** begin Exercise data **

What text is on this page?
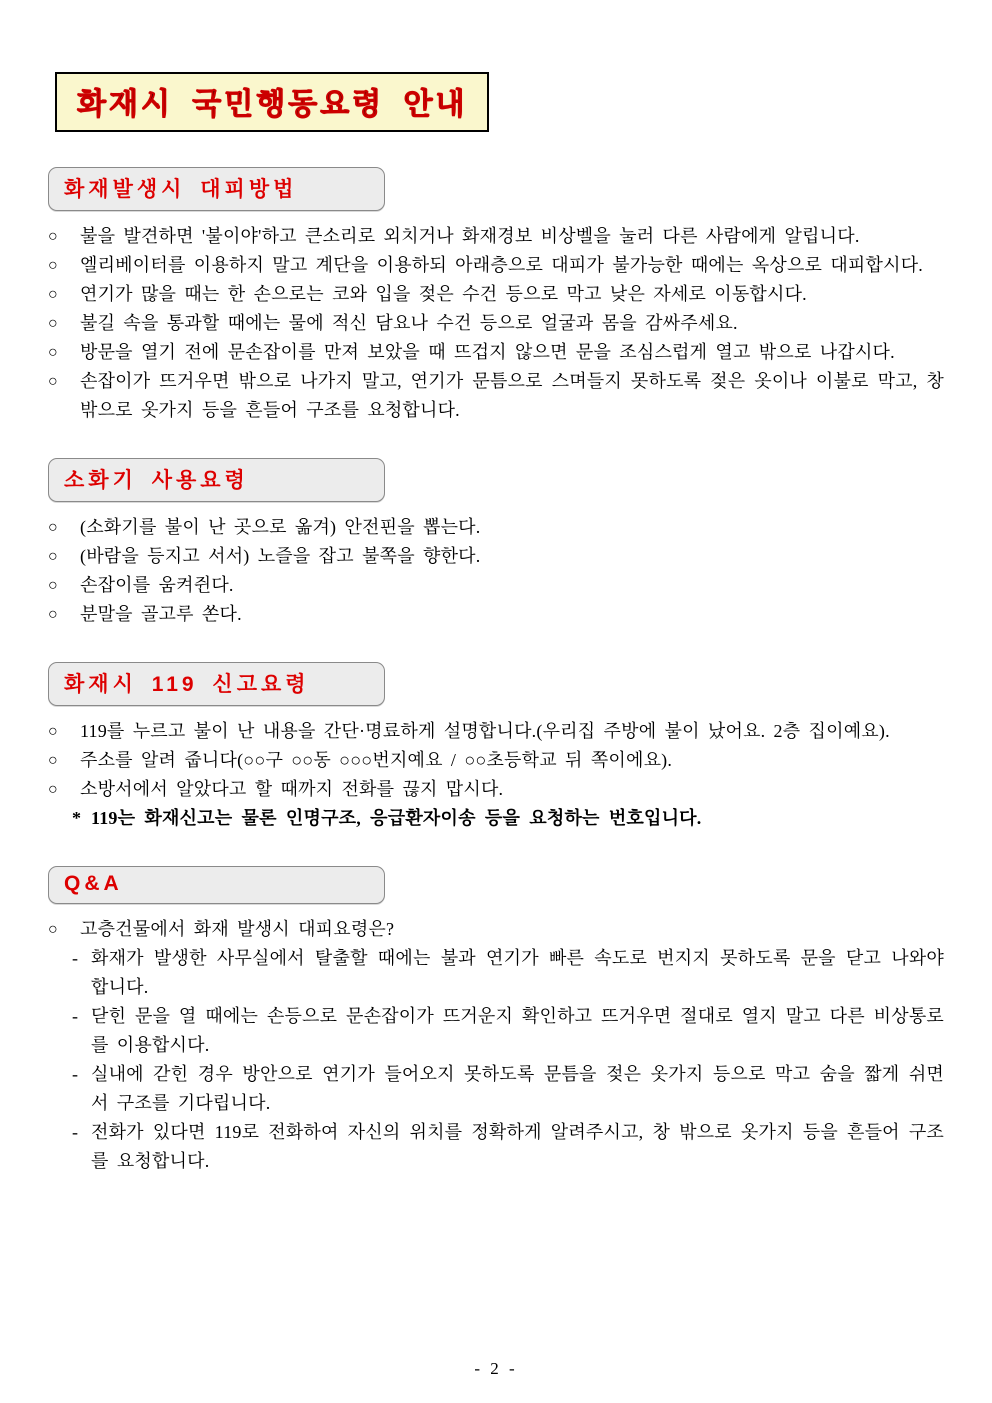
화재시 국민행동요령 안내
화재발생시 대피방법
○	불을 발견하면 '불이야'하고 큰소리로 외치거나 화재경보 비상벨을 눌러 다른 사람에게 알립니다.
○	엘리베이터를 이용하지 말고 계단을 이용하되 아래층으로 대피가 불가능한 때에는 옥상으로 대피합시다.
○	연기가 많을 때는 한 손으로는 코와 입을 젖은 수건 등으로 막고 낮은 자세로 이동합시다.
○	불길 속을 통과할 때에는 물에 적신 담요나 수건 등으로 얼굴과 몸을 감싸주세요.
○	방문을 열기 전에 문손잡이를 만져 보았을 때 뜨겁지 않으면 문을 조심스럽게 열고 밖으로 나갑시다.
○	손잡이가 뜨거우면 밖으로 나가지 말고, 연기가 문틈으로 스며들지 못하도록 젖은 옷이나 이불로 막고, 창 밖으로 옷가지 등을 흔들어 구조를 요청합니다.
소화기 사용요령
○	(소화기를 불이 난 곳으로 옮겨) 안전핀을 뽑는다.
○	(바람을 등지고 서서) 노즐을 잡고 불쪽을 향한다.
○	손잡이를 움켜쥔다.
○	분말을 골고루 쏜다.
화재시 119 신고요령
○	119를 누르고 불이 난 내용을 간단·명료하게 설명합니다.(우리집 주방에 불이 났어요. 2층 집이예요).
○	주소를 알려 줍니다(○○구 ○○동 ○○○번지예요 / ○○초등학교 뒤 쪽이에요).
○	소방서에서 알았다고 할 때까지 전화를 끊지 맙시다.
* 119는 화재신고는 물론 인명구조, 응급환자이송 등을 요청하는 번호입니다.
Q&A
○	고층건물에서 화재 발생시 대피요령은?
- 화재가 발생한 사무실에서 탈출할 때에는 불과 연기가 빠른 속도로 번지지 못하도록 문을 닫고 나와야 합니다.
- 닫힌 문을 열 때에는 손등으로 문손잡이가 뜨거운지 확인하고 뜨거우면 절대로 열지 말고 다른 비상통로를 이용합시다.
- 실내에 갇힌 경우 방안으로 연기가 들어오지 못하도록 문틈을 젖은 옷가지 등으로 막고 숨을 짧게 쉬면서 구조를 기다립니다.
- 전화가 있다면 119로 전화하여 자신의 위치를 정확하게 알려주시고, 창 밖으로 옷가지 등을 흔들어 구조를 요청합니다.
- 2 -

** end Exercise data **

**Written request:** Return the material exactly as given, apart from the pictures.

**Output of the exercise:**
What text is on this page?
화재시 국민행동요령 안내
화재발생시 대피방법
○	불을 발견하면 '불이야'하고 큰소리로 외치거나 화재경보 비상벨을 눌러 다른 사람에게 알립니다.
○	엘리베이터를 이용하지 말고 계단을 이용하되 아래층으로 대피가 불가능한 때에는 옥상으로 대피합시다.
○	연기가 많을 때는 한 손으로는 코와 입을 젖은 수건 등으로 막고 낮은 자세로 이동합시다.
○	불길 속을 통과할 때에는 물에 적신 담요나 수건 등으로 얼굴과 몸을 감싸주세요.
○	방문을 열기 전에 문손잡이를 만져 보았을 때 뜨겁지 않으면 문을 조심스럽게 열고 밖으로 나갑시다.
○	손잡이가 뜨거우면 밖으로 나가지 말고, 연기가 문틈으로 스며들지 못하도록 젖은 옷이나 이불로 막고, 창 밖으로 옷가지 등을 흔들어 구조를 요청합니다.
소화기 사용요령
○	(소화기를 불이 난 곳으로 옮겨) 안전핀을 뽑는다.
○	(바람을 등지고 서서) 노즐을 잡고 불쪽을 향한다.
○	손잡이를 움켜쥔다.
○	분말을 골고루 쏜다.
화재시 119 신고요령
○	119를 누르고 불이 난 내용을 간단·명료하게 설명합니다.(우리집 주방에 불이 났어요. 2층 집이예요).
○	주소를 알려 줍니다(○○구 ○○동 ○○○번지예요 / ○○초등학교 뒤 쪽이에요).
○	소방서에서 알았다고 할 때까지 전화를 끊지 맙시다.
* 119는 화재신고는 물론 인명구조, 응급환자이송 등을 요청하는 번호입니다.
Q&A
○	고층건물에서 화재 발생시 대피요령은?
- 화재가 발생한 사무실에서 탈출할 때에는 불과 연기가 빠른 속도로 번지지 못하도록 문을 닫고 나와야 합니다.
- 닫힌 문을 열 때에는 손등으로 문손잡이가 뜨거운지 확인하고 뜨거우면 절대로 열지 말고 다른 비상통로를 이용합시다.
- 실내에 갇힌 경우 방안으로 연기가 들어오지 못하도록 문틈을 젖은 옷가지 등으로 막고 숨을 짧게 쉬면서 구조를 기다립니다.
- 전화가 있다면 119로 전화하여 자신의 위치를 정확하게 알려주시고, 창 밖으로 옷가지 등을 흔들어 구조를 요청합니다.
- 2 -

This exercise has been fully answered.